Exercise objective:
Copy the entries from the start up to and including the line with "channel-label-line1: Event Text", changing "Bike Trip" to "Bike Ride" and leaving everything else the same.

Excerpted records:
+===+

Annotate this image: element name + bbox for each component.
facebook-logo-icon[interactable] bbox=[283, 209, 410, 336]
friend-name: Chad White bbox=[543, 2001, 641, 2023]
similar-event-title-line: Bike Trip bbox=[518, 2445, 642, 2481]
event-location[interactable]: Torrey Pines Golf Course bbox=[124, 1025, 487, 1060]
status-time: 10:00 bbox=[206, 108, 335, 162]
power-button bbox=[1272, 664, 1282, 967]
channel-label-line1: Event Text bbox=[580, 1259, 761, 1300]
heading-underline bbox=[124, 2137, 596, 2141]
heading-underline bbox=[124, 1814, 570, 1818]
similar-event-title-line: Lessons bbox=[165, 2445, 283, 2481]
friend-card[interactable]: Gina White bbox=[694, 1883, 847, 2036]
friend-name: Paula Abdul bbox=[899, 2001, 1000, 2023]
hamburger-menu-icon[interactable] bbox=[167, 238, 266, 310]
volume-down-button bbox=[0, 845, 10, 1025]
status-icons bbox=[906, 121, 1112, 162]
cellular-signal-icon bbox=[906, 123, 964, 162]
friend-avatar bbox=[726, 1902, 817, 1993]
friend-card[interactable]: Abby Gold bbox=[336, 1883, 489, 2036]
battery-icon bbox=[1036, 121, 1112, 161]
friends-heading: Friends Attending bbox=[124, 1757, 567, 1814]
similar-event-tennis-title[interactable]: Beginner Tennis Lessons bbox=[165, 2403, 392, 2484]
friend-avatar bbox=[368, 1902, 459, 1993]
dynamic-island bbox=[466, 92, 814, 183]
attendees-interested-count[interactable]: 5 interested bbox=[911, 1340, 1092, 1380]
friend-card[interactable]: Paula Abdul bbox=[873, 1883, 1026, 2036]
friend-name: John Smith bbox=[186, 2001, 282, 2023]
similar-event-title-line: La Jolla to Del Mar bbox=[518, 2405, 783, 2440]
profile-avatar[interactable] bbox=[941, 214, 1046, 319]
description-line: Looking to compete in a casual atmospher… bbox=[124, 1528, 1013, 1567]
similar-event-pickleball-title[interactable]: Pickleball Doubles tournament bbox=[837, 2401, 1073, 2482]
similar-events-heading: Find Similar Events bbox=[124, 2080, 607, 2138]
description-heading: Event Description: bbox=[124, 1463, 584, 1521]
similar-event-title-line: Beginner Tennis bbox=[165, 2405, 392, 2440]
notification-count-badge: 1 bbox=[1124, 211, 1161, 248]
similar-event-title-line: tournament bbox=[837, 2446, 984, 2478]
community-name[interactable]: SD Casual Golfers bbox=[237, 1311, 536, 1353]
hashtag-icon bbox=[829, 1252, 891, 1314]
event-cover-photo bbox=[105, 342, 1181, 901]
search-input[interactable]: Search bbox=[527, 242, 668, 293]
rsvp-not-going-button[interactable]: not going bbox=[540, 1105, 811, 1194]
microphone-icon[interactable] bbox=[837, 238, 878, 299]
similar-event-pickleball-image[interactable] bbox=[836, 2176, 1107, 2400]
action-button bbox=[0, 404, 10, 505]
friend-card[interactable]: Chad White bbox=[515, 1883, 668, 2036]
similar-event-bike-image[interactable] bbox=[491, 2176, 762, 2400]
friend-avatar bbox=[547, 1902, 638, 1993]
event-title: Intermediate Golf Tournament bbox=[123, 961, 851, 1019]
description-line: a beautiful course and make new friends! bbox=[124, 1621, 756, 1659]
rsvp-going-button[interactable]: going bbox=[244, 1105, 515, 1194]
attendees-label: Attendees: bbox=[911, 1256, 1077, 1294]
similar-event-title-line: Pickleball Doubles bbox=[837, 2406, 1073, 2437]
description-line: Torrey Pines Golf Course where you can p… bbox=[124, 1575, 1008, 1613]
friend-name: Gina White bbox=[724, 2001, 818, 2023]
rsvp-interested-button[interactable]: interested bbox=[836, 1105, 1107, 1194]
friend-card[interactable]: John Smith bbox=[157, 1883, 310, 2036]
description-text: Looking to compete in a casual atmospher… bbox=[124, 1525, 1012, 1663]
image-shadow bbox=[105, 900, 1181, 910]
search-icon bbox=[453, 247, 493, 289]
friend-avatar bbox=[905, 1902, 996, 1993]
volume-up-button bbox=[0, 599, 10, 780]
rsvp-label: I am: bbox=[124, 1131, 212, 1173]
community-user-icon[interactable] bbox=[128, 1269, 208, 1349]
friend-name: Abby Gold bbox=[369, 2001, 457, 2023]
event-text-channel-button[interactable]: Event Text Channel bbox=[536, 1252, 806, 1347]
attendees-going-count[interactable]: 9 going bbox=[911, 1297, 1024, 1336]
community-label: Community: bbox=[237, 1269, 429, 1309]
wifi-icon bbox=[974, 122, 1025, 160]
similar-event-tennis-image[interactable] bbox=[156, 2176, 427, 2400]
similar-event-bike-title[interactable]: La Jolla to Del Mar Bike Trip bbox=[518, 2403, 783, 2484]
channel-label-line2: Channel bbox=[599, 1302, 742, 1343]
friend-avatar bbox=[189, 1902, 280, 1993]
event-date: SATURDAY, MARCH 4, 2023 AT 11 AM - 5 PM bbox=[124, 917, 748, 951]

+===+

The answer:
Annotate this image: element name + bbox for each component.
facebook-logo-icon[interactable] bbox=[283, 209, 410, 336]
friend-name: Chad White bbox=[543, 2001, 641, 2023]
similar-event-title-line: Bike Ride bbox=[518, 2445, 642, 2481]
event-location[interactable]: Torrey Pines Golf Course bbox=[124, 1025, 487, 1060]
status-time: 10:00 bbox=[206, 108, 335, 162]
power-button bbox=[1272, 664, 1282, 967]
channel-label-line1: Event Text bbox=[580, 1259, 761, 1300]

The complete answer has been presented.